In the entries below, identify every line with the string "content" and copy it.

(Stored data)
┌────────
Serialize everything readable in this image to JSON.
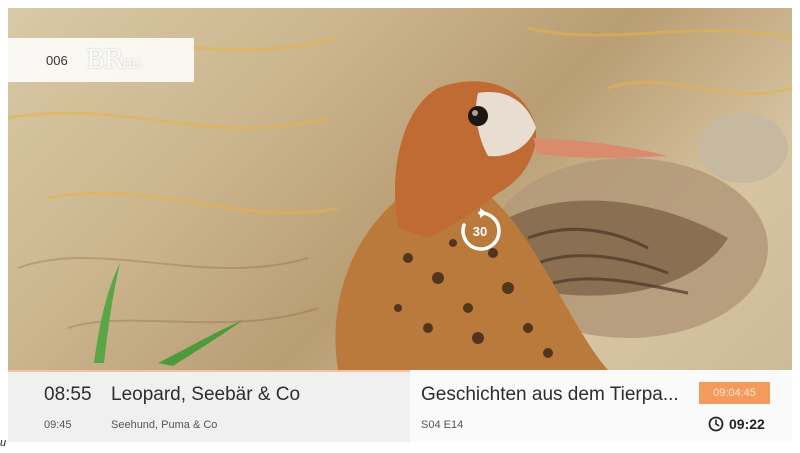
{
  "channel": {
    "number": "006",
    "logo_text": "BR",
    "logo_suffix": "HD"
  },
  "replay": {
    "seconds": "30"
  },
  "now": {
    "time": "08:55",
    "title": "Leopard, Seebär & Co"
  },
  "next": {
    "time": "09:45",
    "title": "Seehund, Puma & Co"
  },
  "selected": {
    "title": "Geschichten aus dem Tierpa...",
    "episode": "S04 E14",
    "timestamp_badge": "09:04:45",
    "end_time": "09:22"
  },
  "corner_mark": "u",
  "colors": {
    "accent": "#f39b5c",
    "bar_background": "#f0f0f0"
  },
  "icons": {
    "replay": "replay-30-icon",
    "clock": "clock-icon"
  }
}
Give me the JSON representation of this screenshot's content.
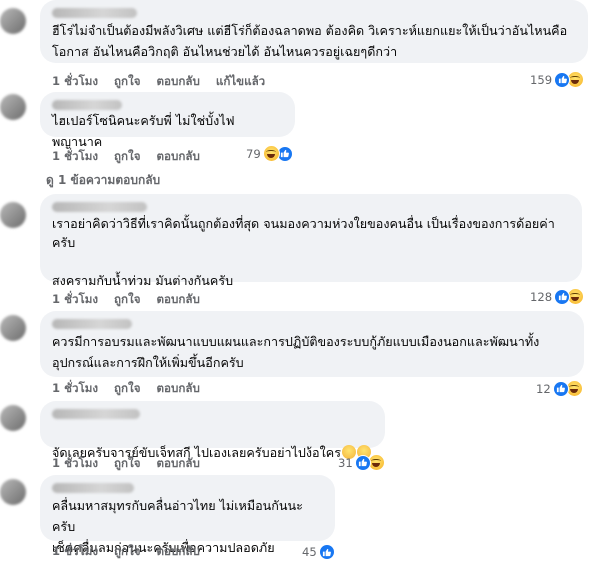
{
  "comments": [
    {
      "text": "ฮีโร่ไม่จำเป็นต้องมีพลังวิเศษ แต่ฮีโร่ก็ต้องฉลาดพอ ต้องคิด วิเคราะห์แยกแยะให้เป็นว่าอันไหนคือ\nโอกาส อันไหนคือวิกฤติ อันไหนช่วยได้ อันไหนควรอยู่เฉยๆดีกว่า",
      "time": "1 ชั่วโมง",
      "like": "ถูกใจ",
      "reply": "ตอบกลับ",
      "edited": "แก้ไขแล้ว",
      "reactions": "159",
      "reaction_icons": [
        "like-icon",
        "haha-icon"
      ]
    },
    {
      "text": "ไฮเปอร์โซนิคนะครับพี่ ไม่ใช่บั้งไฟพญานาค",
      "time": "1 ชั่วโมง",
      "like": "ถูกใจ",
      "reply": "ตอบกลับ",
      "reactions": "79",
      "reaction_icons": [
        "haha-icon",
        "like-icon"
      ],
      "replies_link": "ดู 1 ข้อความตอบกลับ"
    },
    {
      "text": "เราอย่าคิดว่าวิธีที่เราคิดนั้นถูกต้องที่สุด จนมองความห่วงใยของคนอื่น เป็นเรื่องของการด้อยค่า\nครับ\n\nสงครามกับน้ำท่วม มันต่างกันครับ",
      "time": "1 ชั่วโมง",
      "like": "ถูกใจ",
      "reply": "ตอบกลับ",
      "reactions": "128",
      "reaction_icons": [
        "like-icon",
        "haha-icon"
      ]
    },
    {
      "text": "ควรมีการอบรมและพัฒนาแบบแผนและการปฏิบัติของระบบกู้ภัยแบบเมืองนอกและพัฒนาทั้ง\nอุปกรณ์และการฝึกให้เพิ่มขึ้นอีกครับ",
      "time": "1 ชั่วโมง",
      "like": "ถูกใจ",
      "reply": "ตอบกลับ",
      "reactions": "12",
      "reaction_icons": [
        "like-icon",
        "haha-icon"
      ]
    },
    {
      "text": "จัดเลยครับจารย์ขับเจ็ทสกี ไปเองเลยครับอย่าไปง้อใคร",
      "inline_emoji": [
        "grin-emoji",
        "grin-emoji"
      ],
      "time": "1 ชั่วโมง",
      "like": "ถูกใจ",
      "reply": "ตอบกลับ",
      "reactions": "31",
      "reaction_icons": [
        "like-icon",
        "haha-icon"
      ]
    },
    {
      "text": "คลื่นมหาสมุทรกับคลื่นอ่าวไทย ไม่เหมือนกันนะครับ\nเช็คคลื่นลมก่อนนะครับเพื่อความปลอดภัย",
      "time": "1 ชั่วโมง",
      "like": "ถูกใจ",
      "reply": "ตอบกลับ",
      "reactions": "45",
      "reaction_icons": [
        "like-icon"
      ]
    }
  ],
  "colors": {
    "bubble": "#f0f2f5",
    "meta": "#65676b",
    "like_blue": "#1877f2"
  }
}
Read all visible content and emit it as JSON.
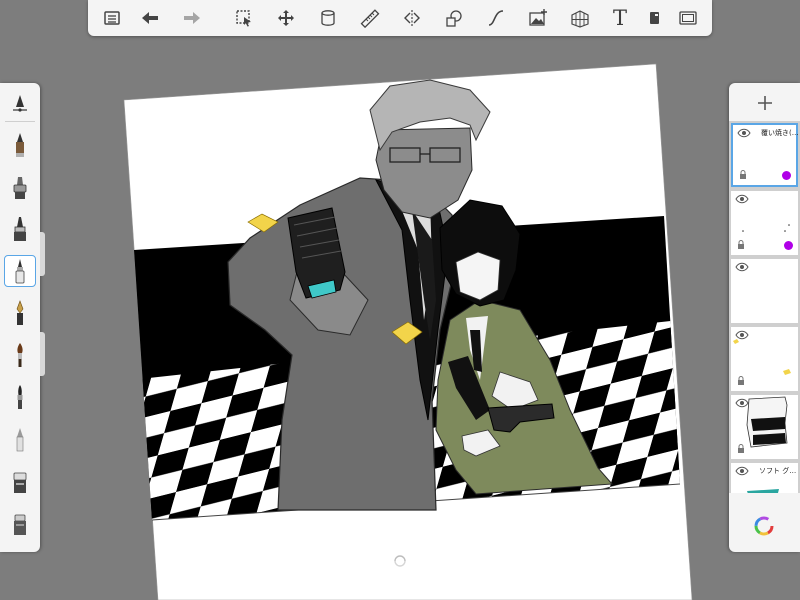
{
  "app": {
    "toolbar": {
      "tools": [
        "gallery",
        "undo",
        "redo",
        "selection",
        "transform",
        "fill",
        "ruler",
        "symmetry",
        "shapes",
        "stroke",
        "import-image",
        "perspective-grid",
        "text",
        "time-lapse",
        "fullscreen"
      ],
      "text_tool_label": "T"
    },
    "brushes": [
      "brush-options",
      "pencil",
      "hard-airbrush",
      "marker",
      "fineliner",
      "ink-pen",
      "paint-brush",
      "calligraphy-brush",
      "soft-pencil",
      "eraser",
      "blender"
    ],
    "selected_brush": "fineliner",
    "layers": [
      {
        "name": "覆い焼き(…",
        "visible": true,
        "selected": true,
        "dot_color": "#b000e8"
      },
      {
        "name": "",
        "visible": true,
        "selected": false,
        "dot_color": "#b000e8"
      },
      {
        "name": "",
        "visible": true,
        "selected": false,
        "dot_color": ""
      },
      {
        "name": "",
        "visible": true,
        "selected": false,
        "dot_color": ""
      },
      {
        "name": "",
        "visible": true,
        "selected": false,
        "dot_color": ""
      },
      {
        "name": "ソフト グ…",
        "visible": true,
        "selected": false,
        "dot_color": ""
      }
    ],
    "colors": {
      "accent": "#5aa6e6",
      "background": "#7d7d7d",
      "panel": "#f4f4f4",
      "coat_gray": "#6e6e6e",
      "olive_coat": "#7e8a5c",
      "badge_yellow": "#f2d44a",
      "teal": "#3fc8c8"
    }
  }
}
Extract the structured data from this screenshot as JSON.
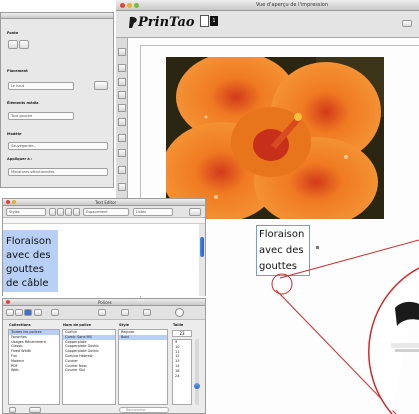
{
  "main_window": {
    "title": "Vue d'aperçu de l'impression",
    "logo_text": "PrinTao",
    "page_badge": "1"
  },
  "inspector": {
    "section_fonte": "Fonte",
    "section_placement": "Placement",
    "placement_value": "Le haut",
    "section_elements": "Éléments média",
    "elements_value": "Tout gauche",
    "section_modele": "Modèle",
    "modele_value": "Sauvegarder...",
    "section_appliquer": "Appliquer à :",
    "appliquer_value": "Miniatures sélectionnées"
  },
  "text_editor": {
    "title": "Text Editor",
    "styles_label": "Styles",
    "espacement_label": "Espacement",
    "listes_label": "Listes",
    "text_lines": [
      "Floraison",
      "avec des",
      "gouttes",
      "de câble"
    ]
  },
  "caption": {
    "lines": [
      "Floraison",
      "avec des",
      "gouttes"
    ]
  },
  "fonts_panel": {
    "title": "Polices",
    "col_collections": "Collections",
    "col_family": "Nom de police",
    "col_style": "Style",
    "col_size": "Taille",
    "collections": [
      "Toutes les polices",
      "Favorites",
      "Usages Récemment",
      "Classic",
      "Fixed Width",
      "Fun",
      "Modern",
      "PDF",
      "Web"
    ],
    "families": [
      "Cochin",
      "Comic Sans MS",
      "Copperplate",
      "Copperplate Gothic",
      "Copperplate Gothic",
      "Corsiva Hebrew",
      "Courier",
      "Courier New",
      "Courier Std"
    ],
    "styles": [
      "Regular",
      "Bold"
    ],
    "size_value": "23",
    "sizes": [
      "9",
      "10",
      "11",
      "12",
      "13",
      "14",
      "18",
      "24"
    ],
    "search_placeholder": "Rechercher"
  },
  "colors": {
    "selection": "#b8d0f5",
    "flower_orange": "#e8741c",
    "callout_red": "#cc2b2b",
    "window_bg": "#e8e8e8"
  }
}
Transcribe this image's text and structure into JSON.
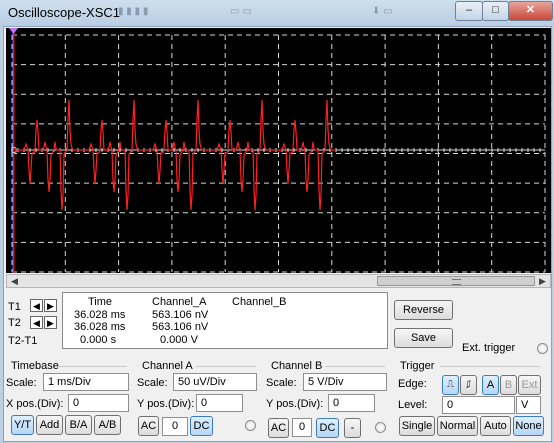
{
  "window": {
    "title": "Oscilloscope-XSC1",
    "minimize_glyph": "–",
    "maximize_glyph": "□",
    "close_glyph": "✕"
  },
  "cursors": {
    "t1_label": "T1",
    "t2_label": "T2",
    "t2t1_label": "T2-T1",
    "left_arrow": "◀",
    "right_arrow": "▶"
  },
  "readout": {
    "headers": [
      "Time",
      "Channel_A",
      "Channel_B"
    ],
    "rows": [
      {
        "time": "36.028 ms",
        "a": "563.106 nV",
        "b": ""
      },
      {
        "time": "36.028 ms",
        "a": "563.106 nV",
        "b": ""
      },
      {
        "time": "0.000 s",
        "a": "0.000 V",
        "b": ""
      }
    ]
  },
  "actions": {
    "reverse": "Reverse",
    "save": "Save",
    "ext_trigger": "Ext. trigger"
  },
  "timebase": {
    "title": "Timebase",
    "scale_label": "Scale:",
    "scale_value": "1 ms/Div",
    "xpos_label": "X pos.(Div):",
    "xpos_value": "0",
    "modes": [
      "Y/T",
      "Add",
      "B/A",
      "A/B"
    ],
    "selected_mode": "Y/T"
  },
  "channel_a": {
    "title": "Channel A",
    "scale_label": "Scale:",
    "scale_value": "50 uV/Div",
    "ypos_label": "Y pos.(Div):",
    "ypos_value": "0",
    "coupling": [
      "AC",
      "0",
      "DC"
    ],
    "selected": "DC"
  },
  "channel_b": {
    "title": "Channel B",
    "scale_label": "Scale:",
    "scale_value": "5  V/Div",
    "ypos_label": "Y pos.(Div):",
    "ypos_value": "0",
    "coupling": [
      "AC",
      "0",
      "DC",
      "-"
    ],
    "selected": "DC"
  },
  "trigger": {
    "title": "Trigger",
    "edge_label": "Edge:",
    "sources": [
      "A",
      "B",
      "Ext"
    ],
    "selected_source": "A",
    "level_label": "Level:",
    "level_value": "0",
    "level_unit": "V",
    "modes": [
      "Single",
      "Normal",
      "Auto",
      "None"
    ],
    "selected_mode": "None"
  },
  "colors": {
    "trace_a": "#ff2020",
    "grid": "#d8d8d8",
    "screen": "#000000",
    "cursor_t1": "#ff0000",
    "cursor_t2": "#3060ff"
  }
}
└────────
> Reply
Give me the JSON representation of this screenshot's content.
Read all visible content and emit it as JSON.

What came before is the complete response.